Dataset excerpts
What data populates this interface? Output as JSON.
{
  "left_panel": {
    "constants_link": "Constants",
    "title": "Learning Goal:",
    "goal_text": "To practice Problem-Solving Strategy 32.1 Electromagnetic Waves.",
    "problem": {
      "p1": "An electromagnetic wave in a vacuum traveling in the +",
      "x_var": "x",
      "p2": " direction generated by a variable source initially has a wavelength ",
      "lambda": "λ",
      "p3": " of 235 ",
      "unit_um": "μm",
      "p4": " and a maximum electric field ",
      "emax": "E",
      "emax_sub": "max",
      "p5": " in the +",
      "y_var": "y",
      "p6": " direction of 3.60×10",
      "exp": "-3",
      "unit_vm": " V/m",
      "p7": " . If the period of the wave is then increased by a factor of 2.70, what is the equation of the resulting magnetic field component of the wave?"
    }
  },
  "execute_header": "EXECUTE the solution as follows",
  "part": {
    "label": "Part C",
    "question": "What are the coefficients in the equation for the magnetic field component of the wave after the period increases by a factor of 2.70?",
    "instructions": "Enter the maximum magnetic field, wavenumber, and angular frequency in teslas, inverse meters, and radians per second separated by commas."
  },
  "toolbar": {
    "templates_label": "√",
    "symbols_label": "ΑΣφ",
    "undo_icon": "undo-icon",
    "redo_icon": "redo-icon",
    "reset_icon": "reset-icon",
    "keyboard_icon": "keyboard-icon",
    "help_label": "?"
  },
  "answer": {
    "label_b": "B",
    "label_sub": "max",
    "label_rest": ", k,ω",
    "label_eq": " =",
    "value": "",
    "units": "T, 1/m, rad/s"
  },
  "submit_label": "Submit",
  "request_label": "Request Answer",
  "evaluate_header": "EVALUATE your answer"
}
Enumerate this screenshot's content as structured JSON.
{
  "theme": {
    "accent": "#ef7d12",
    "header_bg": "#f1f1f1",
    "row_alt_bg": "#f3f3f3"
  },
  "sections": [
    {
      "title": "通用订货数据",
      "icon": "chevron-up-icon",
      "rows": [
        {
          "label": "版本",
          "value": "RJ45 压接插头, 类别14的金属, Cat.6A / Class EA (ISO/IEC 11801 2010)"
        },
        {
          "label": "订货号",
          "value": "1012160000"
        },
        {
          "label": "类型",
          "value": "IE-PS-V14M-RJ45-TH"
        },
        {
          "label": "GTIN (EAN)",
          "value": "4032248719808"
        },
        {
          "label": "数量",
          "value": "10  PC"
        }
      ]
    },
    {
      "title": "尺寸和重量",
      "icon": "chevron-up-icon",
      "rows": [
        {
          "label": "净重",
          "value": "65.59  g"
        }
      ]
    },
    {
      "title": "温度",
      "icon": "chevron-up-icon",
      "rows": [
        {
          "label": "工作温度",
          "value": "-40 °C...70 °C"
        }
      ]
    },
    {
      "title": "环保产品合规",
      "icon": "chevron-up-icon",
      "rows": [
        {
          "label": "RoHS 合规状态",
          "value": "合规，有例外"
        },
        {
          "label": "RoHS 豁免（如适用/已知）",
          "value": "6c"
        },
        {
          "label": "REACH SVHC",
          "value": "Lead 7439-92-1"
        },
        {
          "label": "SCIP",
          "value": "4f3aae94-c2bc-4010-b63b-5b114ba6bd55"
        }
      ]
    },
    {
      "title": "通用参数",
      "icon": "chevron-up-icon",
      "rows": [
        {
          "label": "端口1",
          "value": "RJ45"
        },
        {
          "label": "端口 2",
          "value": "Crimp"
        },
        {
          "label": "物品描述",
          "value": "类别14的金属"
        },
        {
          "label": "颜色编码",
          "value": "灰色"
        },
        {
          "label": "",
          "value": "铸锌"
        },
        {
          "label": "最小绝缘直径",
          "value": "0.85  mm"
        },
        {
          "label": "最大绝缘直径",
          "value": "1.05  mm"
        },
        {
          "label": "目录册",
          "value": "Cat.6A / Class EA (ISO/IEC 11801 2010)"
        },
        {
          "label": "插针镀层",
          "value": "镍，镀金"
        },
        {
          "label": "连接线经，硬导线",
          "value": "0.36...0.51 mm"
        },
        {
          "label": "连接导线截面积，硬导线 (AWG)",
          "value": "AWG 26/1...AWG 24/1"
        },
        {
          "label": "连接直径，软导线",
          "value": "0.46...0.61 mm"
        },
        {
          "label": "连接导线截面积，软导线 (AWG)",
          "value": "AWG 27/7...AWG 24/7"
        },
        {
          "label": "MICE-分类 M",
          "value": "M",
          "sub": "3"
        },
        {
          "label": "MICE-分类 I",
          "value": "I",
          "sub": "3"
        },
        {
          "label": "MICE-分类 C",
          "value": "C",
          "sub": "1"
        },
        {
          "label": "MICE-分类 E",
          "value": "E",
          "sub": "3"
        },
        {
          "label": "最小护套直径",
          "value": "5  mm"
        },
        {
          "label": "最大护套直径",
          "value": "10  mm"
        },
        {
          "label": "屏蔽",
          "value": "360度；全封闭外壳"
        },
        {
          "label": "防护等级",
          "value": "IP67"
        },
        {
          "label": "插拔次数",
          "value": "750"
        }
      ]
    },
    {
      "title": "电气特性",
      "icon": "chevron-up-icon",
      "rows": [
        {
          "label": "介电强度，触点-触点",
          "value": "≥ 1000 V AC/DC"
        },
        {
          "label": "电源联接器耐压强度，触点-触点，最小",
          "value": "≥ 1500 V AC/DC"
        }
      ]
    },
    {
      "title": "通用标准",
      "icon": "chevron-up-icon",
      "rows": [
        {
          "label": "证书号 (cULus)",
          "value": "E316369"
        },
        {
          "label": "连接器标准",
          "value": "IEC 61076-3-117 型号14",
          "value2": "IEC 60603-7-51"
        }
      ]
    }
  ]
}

> [What you are asked to do]: Set down all of the data above, word for word.

> [Answer to the task]:
What data populates this interface? Output as JSON.
{
  "left_panel": {
    "constants_link": "Constants",
    "title": "Learning Goal:",
    "goal_text": "To practice Problem-Solving Strategy 32.1 Electromagnetic Waves.",
    "problem": {
      "p1": "An electromagnetic wave in a vacuum traveling in the +",
      "x_var": "x",
      "p2": " direction generated by a variable source initially has a wavelength ",
      "lambda": "λ",
      "p3": " of 235 ",
      "unit_um": "μm",
      "p4": " and a maximum electric field ",
      "emax": "E",
      "emax_sub": "max",
      "p5": " in the +",
      "y_var": "y",
      "p6": " direction of 3.60×10",
      "exp": "-3",
      "unit_vm": " V/m",
      "p7": " . If the period of the wave is then increased by a factor of 2.70, what is the equation of the resulting magnetic field component of the wave?"
    }
  },
  "execute_header": "EXECUTE the solution as follows",
  "part": {
    "label": "Part C",
    "question": "What are the coefficients in the equation for the magnetic field component of the wave after the period increases by a factor of 2.70?",
    "instructions": "Enter the maximum magnetic field, wavenumber, and angular frequency in teslas, inverse meters, and radians per second separated by commas."
  },
  "toolbar": {
    "templates_label": "√",
    "symbols_label": "ΑΣφ",
    "undo_icon": "undo-icon",
    "redo_icon": "redo-icon",
    "reset_icon": "reset-icon",
    "keyboard_icon": "keyboard-icon",
    "help_label": "?"
  },
  "answer": {
    "label_b": "B",
    "label_sub": "max",
    "label_rest": ", k,ω",
    "label_eq": " =",
    "value": "",
    "units": "T, 1/m, rad/s"
  },
  "submit_label": "Submit",
  "request_label": "Request Answer",
  "evaluate_header": "EVALUATE your answer"
}
Enumerate this screenshot's content as structured JSON.
{
  "theme": {
    "accent": "#ef7d12",
    "header_bg": "#f1f1f1",
    "row_alt_bg": "#f3f3f3"
  },
  "sections": [
    {
      "title": "通用订货数据",
      "icon": "chevron-up-icon",
      "rows": [
        {
          "label": "版本",
          "value": "RJ45 压接插头, 类别14的金属, Cat.6A / Class EA (ISO/IEC 11801 2010)"
        },
        {
          "label": "订货号",
          "value": "1012160000"
        },
        {
          "label": "类型",
          "value": "IE-PS-V14M-RJ45-TH"
        },
        {
          "label": "GTIN (EAN)",
          "value": "4032248719808"
        },
        {
          "label": "数量",
          "value": "10  PC"
        }
      ]
    },
    {
      "title": "尺寸和重量",
      "icon": "chevron-up-icon",
      "rows": [
        {
          "label": "净重",
          "value": "65.59  g"
        }
      ]
    },
    {
      "title": "温度",
      "icon": "chevron-up-icon",
      "rows": [
        {
          "label": "工作温度",
          "value": "-40 °C...70 °C"
        }
      ]
    },
    {
      "title": "环保产品合规",
      "icon": "chevron-up-icon",
      "rows": [
        {
          "label": "RoHS 合规状态",
          "value": "合规，有例外"
        },
        {
          "label": "RoHS 豁免（如适用/已知）",
          "value": "6c"
        },
        {
          "label": "REACH SVHC",
          "value": "Lead 7439-92-1"
        },
        {
          "label": "SCIP",
          "value": "4f3aae94-c2bc-4010-b63b-5b114ba6bd55"
        }
      ]
    },
    {
      "title": "通用参数",
      "icon": "chevron-up-icon",
      "rows": [
        {
          "label": "端口1",
          "value": "RJ45"
        },
        {
          "label": "端口 2",
          "value": "Crimp"
        },
        {
          "label": "物品描述",
          "value": "类别14的金属"
        },
        {
          "label": "颜色编码",
          "value": "灰色"
        },
        {
          "label": "",
          "value": "铸锌"
        },
        {
          "label": "最小绝缘直径",
          "value": "0.85  mm"
        },
        {
          "label": "最大绝缘直径",
          "value": "1.05  mm"
        },
        {
          "label": "目录册",
          "value": "Cat.6A / Class EA (ISO/IEC 11801 2010)"
        },
        {
          "label": "插针镀层",
          "value": "镍，镀金"
        },
        {
          "label": "连接线经，硬导线",
          "value": "0.36...0.51 mm"
        },
        {
          "label": "连接导线截面积，硬导线 (AWG)",
          "value": "AWG 26/1...AWG 24/1"
        },
        {
          "label": "连接直径，软导线",
          "value": "0.46...0.61 mm"
        },
        {
          "label": "连接导线截面积，软导线 (AWG)",
          "value": "AWG 27/7...AWG 24/7"
        },
        {
          "label": "MICE-分类 M",
          "value": "M",
          "sub": "3"
        },
        {
          "label": "MICE-分类 I",
          "value": "I",
          "sub": "3"
        },
        {
          "label": "MICE-分类 C",
          "value": "C",
          "sub": "1"
        },
        {
          "label": "MICE-分类 E",
          "value": "E",
          "sub": "3"
        },
        {
          "label": "最小护套直径",
          "value": "5  mm"
        },
        {
          "label": "最大护套直径",
          "value": "10  mm"
        },
        {
          "label": "屏蔽",
          "value": "360度；全封闭外壳"
        },
        {
          "label": "防护等级",
          "value": "IP67"
        },
        {
          "label": "插拔次数",
          "value": "750"
        }
      ]
    },
    {
      "title": "电气特性",
      "icon": "chevron-up-icon",
      "rows": [
        {
          "label": "介电强度，触点-触点",
          "value": "≥ 1000 V AC/DC"
        },
        {
          "label": "电源联接器耐压强度，触点-触点，最小",
          "value": "≥ 1500 V AC/DC"
        }
      ]
    },
    {
      "title": "通用标准",
      "icon": "chevron-up-icon",
      "rows": [
        {
          "label": "证书号 (cULus)",
          "value": "E316369"
        },
        {
          "label": "连接器标准",
          "value": "IEC 61076-3-117 型号14",
          "value2": "IEC 60603-7-51"
        }
      ]
    }
  ]
}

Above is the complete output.